* start *
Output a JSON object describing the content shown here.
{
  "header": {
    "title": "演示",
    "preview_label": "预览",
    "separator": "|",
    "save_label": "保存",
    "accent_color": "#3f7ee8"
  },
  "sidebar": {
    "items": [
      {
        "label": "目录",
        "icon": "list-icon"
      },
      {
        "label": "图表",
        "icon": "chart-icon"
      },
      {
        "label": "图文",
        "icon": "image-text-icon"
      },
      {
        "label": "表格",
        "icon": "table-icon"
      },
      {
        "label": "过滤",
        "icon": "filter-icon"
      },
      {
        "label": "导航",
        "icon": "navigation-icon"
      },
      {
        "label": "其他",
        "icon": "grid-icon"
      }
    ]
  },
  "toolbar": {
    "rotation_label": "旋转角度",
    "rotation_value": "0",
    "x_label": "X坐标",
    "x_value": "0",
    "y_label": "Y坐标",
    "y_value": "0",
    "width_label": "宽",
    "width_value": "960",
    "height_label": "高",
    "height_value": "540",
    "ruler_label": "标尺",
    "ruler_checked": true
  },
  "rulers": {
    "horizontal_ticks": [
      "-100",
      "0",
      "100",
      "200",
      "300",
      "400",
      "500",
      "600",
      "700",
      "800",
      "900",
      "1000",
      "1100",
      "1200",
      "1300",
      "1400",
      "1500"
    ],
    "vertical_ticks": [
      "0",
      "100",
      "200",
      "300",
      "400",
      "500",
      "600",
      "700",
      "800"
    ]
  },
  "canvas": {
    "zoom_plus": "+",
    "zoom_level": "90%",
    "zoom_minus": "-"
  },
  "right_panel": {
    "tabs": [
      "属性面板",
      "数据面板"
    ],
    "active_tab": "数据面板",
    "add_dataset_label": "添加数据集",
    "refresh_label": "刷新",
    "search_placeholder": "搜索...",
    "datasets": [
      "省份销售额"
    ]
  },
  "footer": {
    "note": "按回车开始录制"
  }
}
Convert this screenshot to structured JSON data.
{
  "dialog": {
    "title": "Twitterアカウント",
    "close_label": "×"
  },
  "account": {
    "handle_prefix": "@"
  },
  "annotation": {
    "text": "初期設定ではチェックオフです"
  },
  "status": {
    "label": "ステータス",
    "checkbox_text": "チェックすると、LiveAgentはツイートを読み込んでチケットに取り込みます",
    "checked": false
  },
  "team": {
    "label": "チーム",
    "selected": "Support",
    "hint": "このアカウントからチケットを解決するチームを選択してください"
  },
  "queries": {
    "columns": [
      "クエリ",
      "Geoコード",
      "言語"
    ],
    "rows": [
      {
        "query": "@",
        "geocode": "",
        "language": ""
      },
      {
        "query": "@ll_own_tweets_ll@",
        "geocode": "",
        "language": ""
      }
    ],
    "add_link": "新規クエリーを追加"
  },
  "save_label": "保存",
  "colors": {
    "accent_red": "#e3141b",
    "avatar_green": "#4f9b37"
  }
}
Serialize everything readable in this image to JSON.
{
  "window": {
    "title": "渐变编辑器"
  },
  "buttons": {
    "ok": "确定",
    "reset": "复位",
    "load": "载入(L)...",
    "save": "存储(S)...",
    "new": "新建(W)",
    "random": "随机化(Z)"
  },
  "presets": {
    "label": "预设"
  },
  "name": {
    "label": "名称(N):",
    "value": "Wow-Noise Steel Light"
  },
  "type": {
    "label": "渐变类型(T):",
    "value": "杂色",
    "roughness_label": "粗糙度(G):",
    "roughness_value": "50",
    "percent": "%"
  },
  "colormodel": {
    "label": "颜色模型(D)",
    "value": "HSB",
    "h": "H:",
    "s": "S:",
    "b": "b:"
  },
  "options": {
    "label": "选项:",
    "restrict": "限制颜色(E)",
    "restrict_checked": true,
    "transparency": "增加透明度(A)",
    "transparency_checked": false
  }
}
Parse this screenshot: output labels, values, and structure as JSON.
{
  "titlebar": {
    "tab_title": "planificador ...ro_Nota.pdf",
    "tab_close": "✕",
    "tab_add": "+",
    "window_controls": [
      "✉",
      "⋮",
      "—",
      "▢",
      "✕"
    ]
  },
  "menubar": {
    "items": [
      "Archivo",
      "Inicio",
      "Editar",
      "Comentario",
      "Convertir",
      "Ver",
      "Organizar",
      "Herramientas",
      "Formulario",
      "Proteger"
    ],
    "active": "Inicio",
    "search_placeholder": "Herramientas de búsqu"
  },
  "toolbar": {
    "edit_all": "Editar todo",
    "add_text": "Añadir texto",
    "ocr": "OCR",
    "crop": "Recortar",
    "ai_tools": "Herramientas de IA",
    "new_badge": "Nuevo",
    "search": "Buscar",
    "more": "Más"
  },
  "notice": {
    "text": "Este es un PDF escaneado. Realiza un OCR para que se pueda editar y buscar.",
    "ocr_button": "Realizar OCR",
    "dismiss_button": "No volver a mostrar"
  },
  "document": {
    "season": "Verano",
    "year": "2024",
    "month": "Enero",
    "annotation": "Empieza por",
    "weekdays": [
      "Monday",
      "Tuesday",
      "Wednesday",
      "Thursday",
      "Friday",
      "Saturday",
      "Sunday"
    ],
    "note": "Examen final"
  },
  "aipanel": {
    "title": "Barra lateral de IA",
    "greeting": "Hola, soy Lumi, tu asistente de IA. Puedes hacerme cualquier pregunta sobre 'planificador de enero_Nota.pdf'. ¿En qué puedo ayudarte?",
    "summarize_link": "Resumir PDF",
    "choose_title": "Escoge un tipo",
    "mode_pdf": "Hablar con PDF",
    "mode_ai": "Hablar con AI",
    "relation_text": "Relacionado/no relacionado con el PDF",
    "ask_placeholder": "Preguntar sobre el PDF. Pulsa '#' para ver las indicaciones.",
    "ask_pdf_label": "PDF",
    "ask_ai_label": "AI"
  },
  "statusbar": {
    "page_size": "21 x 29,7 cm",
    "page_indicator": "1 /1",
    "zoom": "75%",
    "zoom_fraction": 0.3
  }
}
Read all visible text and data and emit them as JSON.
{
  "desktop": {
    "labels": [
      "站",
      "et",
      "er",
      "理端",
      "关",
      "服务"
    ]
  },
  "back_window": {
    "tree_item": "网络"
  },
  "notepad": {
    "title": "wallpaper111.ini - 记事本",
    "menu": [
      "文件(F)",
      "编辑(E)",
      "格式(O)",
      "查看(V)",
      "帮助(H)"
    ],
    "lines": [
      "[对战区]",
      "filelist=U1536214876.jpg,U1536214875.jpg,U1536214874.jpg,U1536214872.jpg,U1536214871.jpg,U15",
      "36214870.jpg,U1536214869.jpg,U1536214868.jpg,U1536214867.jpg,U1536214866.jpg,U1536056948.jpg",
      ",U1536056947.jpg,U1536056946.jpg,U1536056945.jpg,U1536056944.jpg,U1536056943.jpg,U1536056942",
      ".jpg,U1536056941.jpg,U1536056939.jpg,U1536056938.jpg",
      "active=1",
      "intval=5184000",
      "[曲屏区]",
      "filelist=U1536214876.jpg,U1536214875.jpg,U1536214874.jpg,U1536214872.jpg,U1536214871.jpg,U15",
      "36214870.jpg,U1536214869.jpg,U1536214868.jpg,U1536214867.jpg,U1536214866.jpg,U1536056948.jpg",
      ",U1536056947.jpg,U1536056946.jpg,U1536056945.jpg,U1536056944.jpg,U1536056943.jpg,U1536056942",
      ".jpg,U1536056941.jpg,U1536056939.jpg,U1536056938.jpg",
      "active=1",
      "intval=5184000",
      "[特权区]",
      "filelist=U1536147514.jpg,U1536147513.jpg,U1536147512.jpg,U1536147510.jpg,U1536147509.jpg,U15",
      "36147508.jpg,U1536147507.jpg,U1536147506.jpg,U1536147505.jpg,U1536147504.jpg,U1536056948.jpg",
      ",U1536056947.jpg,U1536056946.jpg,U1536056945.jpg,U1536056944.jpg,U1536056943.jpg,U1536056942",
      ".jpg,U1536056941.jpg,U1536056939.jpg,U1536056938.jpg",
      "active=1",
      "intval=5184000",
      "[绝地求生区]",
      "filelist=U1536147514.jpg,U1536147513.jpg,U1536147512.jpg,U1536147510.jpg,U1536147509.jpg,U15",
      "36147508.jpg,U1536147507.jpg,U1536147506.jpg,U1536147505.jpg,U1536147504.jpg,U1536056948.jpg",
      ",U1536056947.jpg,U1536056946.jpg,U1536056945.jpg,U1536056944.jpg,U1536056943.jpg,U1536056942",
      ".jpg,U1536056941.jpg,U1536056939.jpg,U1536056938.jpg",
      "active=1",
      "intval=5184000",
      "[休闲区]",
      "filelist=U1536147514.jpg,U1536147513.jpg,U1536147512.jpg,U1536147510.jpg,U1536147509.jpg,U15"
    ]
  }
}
* end *
Task objective:
Look through the entries above; copy every line holding the string "JSON".

Response to this task:
Output a JSON object describing the content shown here.
Convert this screenshot to structured JSON data.
Serialize everything readable in this image to JSON.
Parse this screenshot: output labels, values, and structure as JSON.
Read all visible text and data and emit them as JSON.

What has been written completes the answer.